* **TASK DIRECTIONS**
All entries are to be given again verbatim.

* **DATASET CONTENT**
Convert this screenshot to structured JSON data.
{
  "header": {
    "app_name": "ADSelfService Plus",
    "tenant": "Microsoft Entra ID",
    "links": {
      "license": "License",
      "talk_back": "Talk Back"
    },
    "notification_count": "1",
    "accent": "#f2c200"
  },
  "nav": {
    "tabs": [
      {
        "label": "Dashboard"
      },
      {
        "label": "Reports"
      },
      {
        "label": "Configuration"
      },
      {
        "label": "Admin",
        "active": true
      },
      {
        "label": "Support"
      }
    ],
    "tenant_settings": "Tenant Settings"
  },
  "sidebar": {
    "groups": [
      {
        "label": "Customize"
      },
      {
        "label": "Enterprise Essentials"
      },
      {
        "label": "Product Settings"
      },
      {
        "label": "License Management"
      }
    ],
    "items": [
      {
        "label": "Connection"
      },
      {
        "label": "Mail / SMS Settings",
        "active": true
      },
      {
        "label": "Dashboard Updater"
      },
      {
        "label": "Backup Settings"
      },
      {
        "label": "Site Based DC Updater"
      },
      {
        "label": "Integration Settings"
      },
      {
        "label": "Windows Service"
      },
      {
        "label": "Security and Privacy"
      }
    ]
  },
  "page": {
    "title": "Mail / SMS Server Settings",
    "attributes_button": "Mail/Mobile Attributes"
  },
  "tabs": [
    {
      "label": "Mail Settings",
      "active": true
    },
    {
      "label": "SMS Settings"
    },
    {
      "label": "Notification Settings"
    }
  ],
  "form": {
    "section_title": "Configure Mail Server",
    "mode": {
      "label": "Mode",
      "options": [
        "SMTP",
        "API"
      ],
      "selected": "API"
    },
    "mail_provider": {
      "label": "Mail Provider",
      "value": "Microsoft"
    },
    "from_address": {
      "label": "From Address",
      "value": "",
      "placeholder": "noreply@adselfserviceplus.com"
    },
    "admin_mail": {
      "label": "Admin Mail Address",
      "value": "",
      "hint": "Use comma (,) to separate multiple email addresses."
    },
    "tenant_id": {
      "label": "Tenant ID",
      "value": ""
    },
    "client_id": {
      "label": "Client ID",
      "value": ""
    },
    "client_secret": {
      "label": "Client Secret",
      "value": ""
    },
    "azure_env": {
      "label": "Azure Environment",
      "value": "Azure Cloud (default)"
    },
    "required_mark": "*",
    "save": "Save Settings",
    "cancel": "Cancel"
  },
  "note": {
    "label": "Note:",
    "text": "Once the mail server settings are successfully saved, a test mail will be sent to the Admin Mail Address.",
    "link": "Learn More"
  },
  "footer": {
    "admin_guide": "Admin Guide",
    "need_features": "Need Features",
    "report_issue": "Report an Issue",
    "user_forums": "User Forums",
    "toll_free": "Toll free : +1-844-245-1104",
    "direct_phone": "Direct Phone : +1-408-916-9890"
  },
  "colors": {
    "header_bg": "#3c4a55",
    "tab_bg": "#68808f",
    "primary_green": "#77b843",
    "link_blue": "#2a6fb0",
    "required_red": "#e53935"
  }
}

* **EXERCISE ANSWER**
Convert this screenshot to structured JSON data.
{
  "header": {
    "app_name": "ADSelfService Plus",
    "tenant": "Microsoft Entra ID",
    "links": {
      "license": "License",
      "talk_back": "Talk Back"
    },
    "notification_count": "1",
    "accent": "#f2c200"
  },
  "nav": {
    "tabs": [
      {
        "label": "Dashboard"
      },
      {
        "label": "Reports"
      },
      {
        "label": "Configuration"
      },
      {
        "label": "Admin",
        "active": true
      },
      {
        "label": "Support"
      }
    ],
    "tenant_settings": "Tenant Settings"
  },
  "sidebar": {
    "groups": [
      {
        "label": "Customize"
      },
      {
        "label": "Enterprise Essentials"
      },
      {
        "label": "Product Settings"
      },
      {
        "label": "License Management"
      }
    ],
    "items": [
      {
        "label": "Connection"
      },
      {
        "label": "Mail / SMS Settings",
        "active": true
      },
      {
        "label": "Dashboard Updater"
      },
      {
        "label": "Backup Settings"
      },
      {
        "label": "Site Based DC Updater"
      },
      {
        "label": "Integration Settings"
      },
      {
        "label": "Windows Service"
      },
      {
        "label": "Security and Privacy"
      }
    ]
  },
  "page": {
    "title": "Mail / SMS Server Settings",
    "attributes_button": "Mail/Mobile Attributes"
  },
  "tabs": [
    {
      "label": "Mail Settings",
      "active": true
    },
    {
      "label": "SMS Settings"
    },
    {
      "label": "Notification Settings"
    }
  ],
  "form": {
    "section_title": "Configure Mail Server",
    "mode": {
      "label": "Mode",
      "options": [
        "SMTP",
        "API"
      ],
      "selected": "API"
    },
    "mail_provider": {
      "label": "Mail Provider",
      "value": "Microsoft"
    },
    "from_address": {
      "label": "From Address",
      "value": "",
      "placeholder": "noreply@adselfserviceplus.com"
    },
    "admin_mail": {
      "label": "Admin Mail Address",
      "value": "",
      "hint": "Use comma (,) to separate multiple email addresses."
    },
    "tenant_id": {
      "label": "Tenant ID",
      "value": ""
    },
    "client_id": {
      "label": "Client ID",
      "value": ""
    },
    "client_secret": {
      "label": "Client Secret",
      "value": ""
    },
    "azure_env": {
      "label": "Azure Environment",
      "value": "Azure Cloud (default)"
    },
    "required_mark": "*",
    "save": "Save Settings",
    "cancel": "Cancel"
  },
  "note": {
    "label": "Note:",
    "text": "Once the mail server settings are successfully saved, a test mail will be sent to the Admin Mail Address.",
    "link": "Learn More"
  },
  "footer": {
    "admin_guide": "Admin Guide",
    "need_features": "Need Features",
    "report_issue": "Report an Issue",
    "user_forums": "User Forums",
    "toll_free": "Toll free : +1-844-245-1104",
    "direct_phone": "Direct Phone : +1-408-916-9890"
  },
  "colors": {
    "header_bg": "#3c4a55",
    "tab_bg": "#68808f",
    "primary_green": "#77b843",
    "link_blue": "#2a6fb0",
    "required_red": "#e53935"
  }
}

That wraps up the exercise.